▶ _SHORT EXERCISE_
Reproduce the items exactly as they appear, starting at the line that contains "Where is each" and ending at the line that contains "84, 963, 332]", with both of those lines included. Omit the pictures from your output.

▶ _SUPPLIED DATA_
○ ○ ○

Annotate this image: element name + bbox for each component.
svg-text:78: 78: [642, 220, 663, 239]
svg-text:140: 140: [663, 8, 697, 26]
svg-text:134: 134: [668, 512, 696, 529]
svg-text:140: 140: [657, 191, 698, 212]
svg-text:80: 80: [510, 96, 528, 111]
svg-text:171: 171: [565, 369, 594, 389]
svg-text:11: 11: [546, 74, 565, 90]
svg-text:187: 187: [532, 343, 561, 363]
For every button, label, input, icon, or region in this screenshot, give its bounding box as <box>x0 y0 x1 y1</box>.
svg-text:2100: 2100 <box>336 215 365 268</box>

○ ○ ○

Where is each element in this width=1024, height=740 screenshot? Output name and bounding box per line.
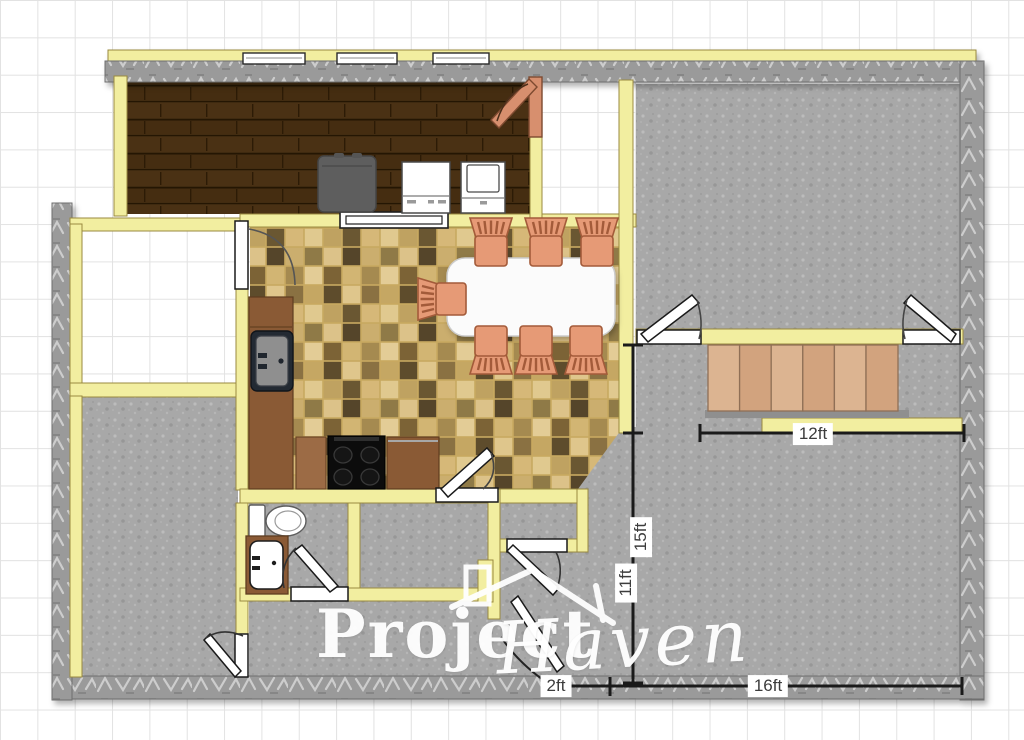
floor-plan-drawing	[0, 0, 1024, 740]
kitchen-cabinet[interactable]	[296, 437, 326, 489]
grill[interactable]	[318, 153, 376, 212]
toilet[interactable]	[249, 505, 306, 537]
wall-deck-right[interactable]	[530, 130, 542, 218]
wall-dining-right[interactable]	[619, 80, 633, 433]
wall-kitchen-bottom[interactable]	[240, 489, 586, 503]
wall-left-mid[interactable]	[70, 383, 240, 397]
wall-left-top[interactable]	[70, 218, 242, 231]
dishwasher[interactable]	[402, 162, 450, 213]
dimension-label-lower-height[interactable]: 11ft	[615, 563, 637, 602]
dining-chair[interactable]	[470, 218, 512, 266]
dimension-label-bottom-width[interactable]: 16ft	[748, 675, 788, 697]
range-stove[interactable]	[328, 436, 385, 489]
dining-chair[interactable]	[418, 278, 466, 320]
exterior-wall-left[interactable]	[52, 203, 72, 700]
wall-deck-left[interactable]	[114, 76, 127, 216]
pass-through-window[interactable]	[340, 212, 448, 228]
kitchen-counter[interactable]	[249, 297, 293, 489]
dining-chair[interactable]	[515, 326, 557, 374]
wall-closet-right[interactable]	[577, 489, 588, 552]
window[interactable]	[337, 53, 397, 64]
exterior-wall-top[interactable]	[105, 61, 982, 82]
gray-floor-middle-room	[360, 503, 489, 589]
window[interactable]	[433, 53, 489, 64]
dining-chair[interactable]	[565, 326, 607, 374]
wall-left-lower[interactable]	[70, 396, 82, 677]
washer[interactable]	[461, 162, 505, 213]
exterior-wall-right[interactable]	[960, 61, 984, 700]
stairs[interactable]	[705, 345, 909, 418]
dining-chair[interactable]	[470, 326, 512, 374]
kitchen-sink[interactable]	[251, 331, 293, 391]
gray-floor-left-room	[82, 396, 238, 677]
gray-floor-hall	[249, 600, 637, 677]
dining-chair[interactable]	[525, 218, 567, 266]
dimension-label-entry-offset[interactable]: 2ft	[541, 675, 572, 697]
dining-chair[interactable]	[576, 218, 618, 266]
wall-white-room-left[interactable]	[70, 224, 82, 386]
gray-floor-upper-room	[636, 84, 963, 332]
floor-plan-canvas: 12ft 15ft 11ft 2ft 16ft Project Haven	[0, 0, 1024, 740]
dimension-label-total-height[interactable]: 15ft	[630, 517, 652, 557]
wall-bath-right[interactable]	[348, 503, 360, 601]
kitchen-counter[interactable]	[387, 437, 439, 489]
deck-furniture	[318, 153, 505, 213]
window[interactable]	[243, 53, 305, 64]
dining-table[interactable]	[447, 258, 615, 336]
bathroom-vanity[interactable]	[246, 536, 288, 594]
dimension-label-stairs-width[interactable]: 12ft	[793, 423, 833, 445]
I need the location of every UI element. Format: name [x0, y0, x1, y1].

○ ○ ○

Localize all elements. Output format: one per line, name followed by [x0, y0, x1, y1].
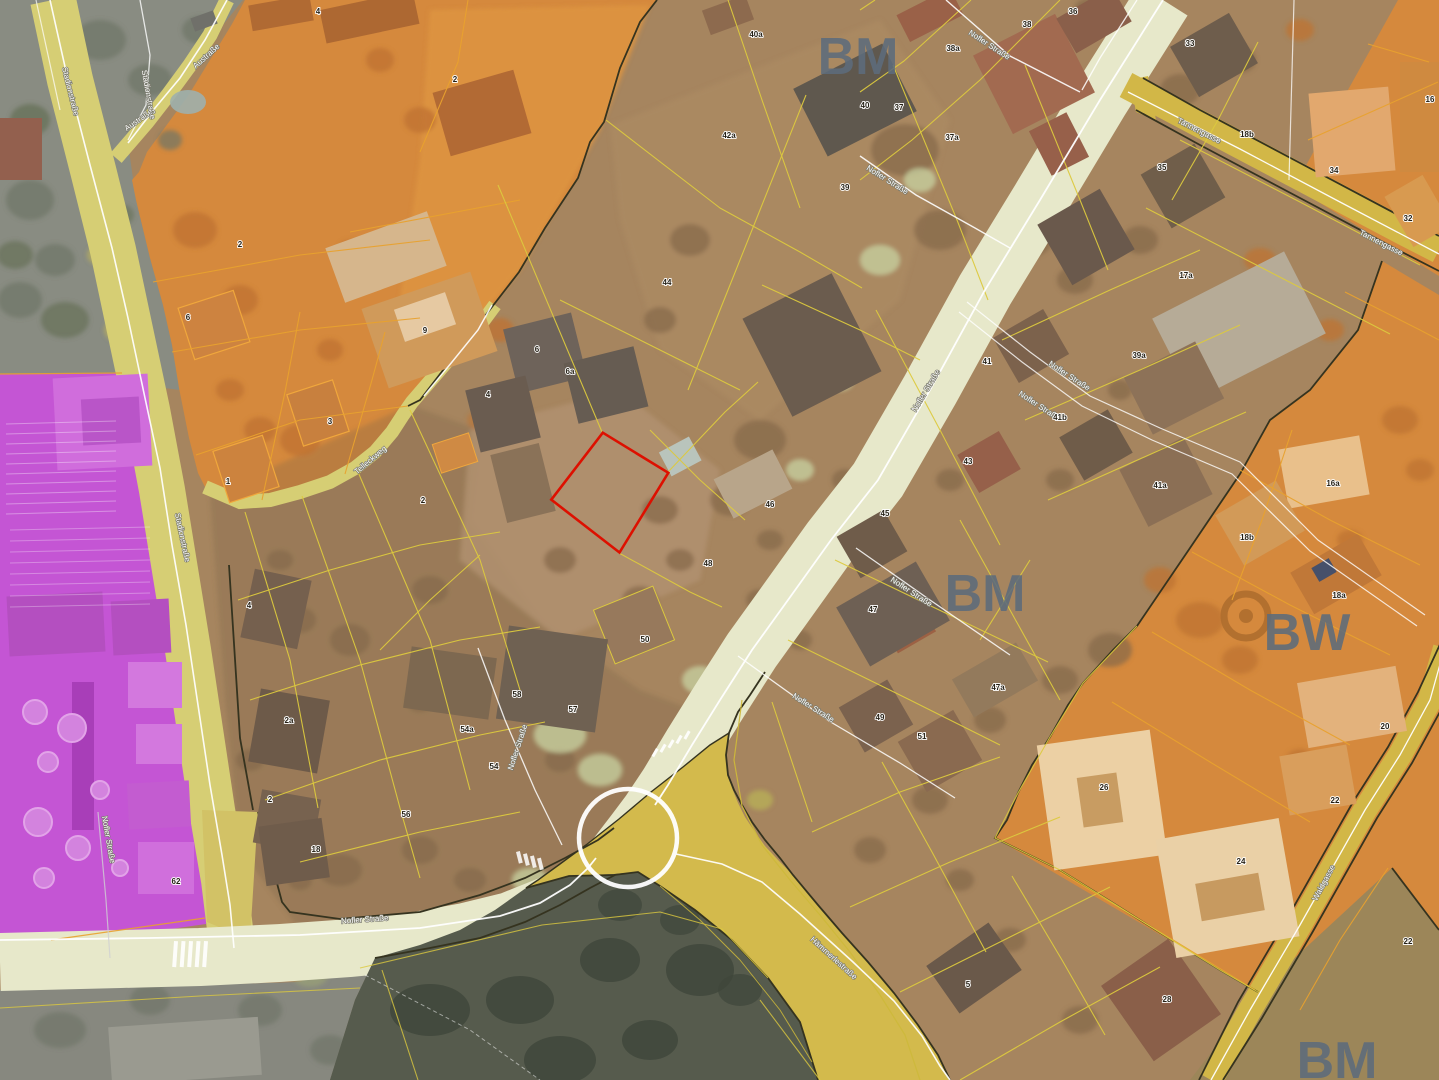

○ ○ ○

▶ _OUTPUT OF THE EXERCISE_
Where is each element in this width=1024, height=740 screenshot? Output name and bounding box per line.
floor-plan-drawing	[0, 0, 1024, 740]
kitchen-cabinet[interactable]	[296, 437, 326, 489]
grill[interactable]	[318, 153, 376, 212]
toilet[interactable]	[249, 505, 306, 537]
wall-deck-right[interactable]	[530, 130, 542, 218]
wall-dining-right[interactable]	[619, 80, 633, 433]
wall-kitchen-bottom[interactable]	[240, 489, 586, 503]
wall-left-mid[interactable]	[70, 383, 240, 397]
wall-left-top[interactable]	[70, 218, 242, 231]
dishwasher[interactable]	[402, 162, 450, 213]
dimension-label-lower-height[interactable]: 11ft	[615, 563, 637, 602]
dining-chair[interactable]	[470, 218, 512, 266]
dimension-label-bottom-width[interactable]: 16ft	[748, 675, 788, 697]
range-stove[interactable]	[328, 436, 385, 489]
dining-chair[interactable]	[418, 278, 466, 320]
exterior-wall-left[interactable]	[52, 203, 72, 700]
wall-deck-left[interactable]	[114, 76, 127, 216]
pass-through-window[interactable]	[340, 212, 448, 228]
kitchen-counter[interactable]	[249, 297, 293, 489]
dining-chair[interactable]	[515, 326, 557, 374]
wall-closet-right[interactable]	[577, 489, 588, 552]
window[interactable]	[337, 53, 397, 64]
exterior-wall-top[interactable]	[105, 61, 982, 82]
gray-floor-middle-room	[360, 503, 489, 589]
window[interactable]	[433, 53, 489, 64]
dining-chair[interactable]	[565, 326, 607, 374]
wall-left-lower[interactable]	[70, 396, 82, 677]
washer[interactable]	[461, 162, 505, 213]
exterior-wall-right[interactable]	[960, 61, 984, 700]
stairs[interactable]	[705, 345, 909, 418]
dining-chair[interactable]	[470, 326, 512, 374]
kitchen-sink[interactable]	[251, 331, 293, 391]
gray-floor-left-room	[82, 396, 238, 677]
gray-floor-hall	[249, 600, 637, 677]
dining-chair[interactable]	[525, 218, 567, 266]
dimension-label-entry-offset[interactable]: 2ft	[541, 675, 572, 697]
dining-chair[interactable]	[576, 218, 618, 266]
wall-white-room-left[interactable]	[70, 224, 82, 386]
gray-floor-upper-room	[636, 84, 963, 332]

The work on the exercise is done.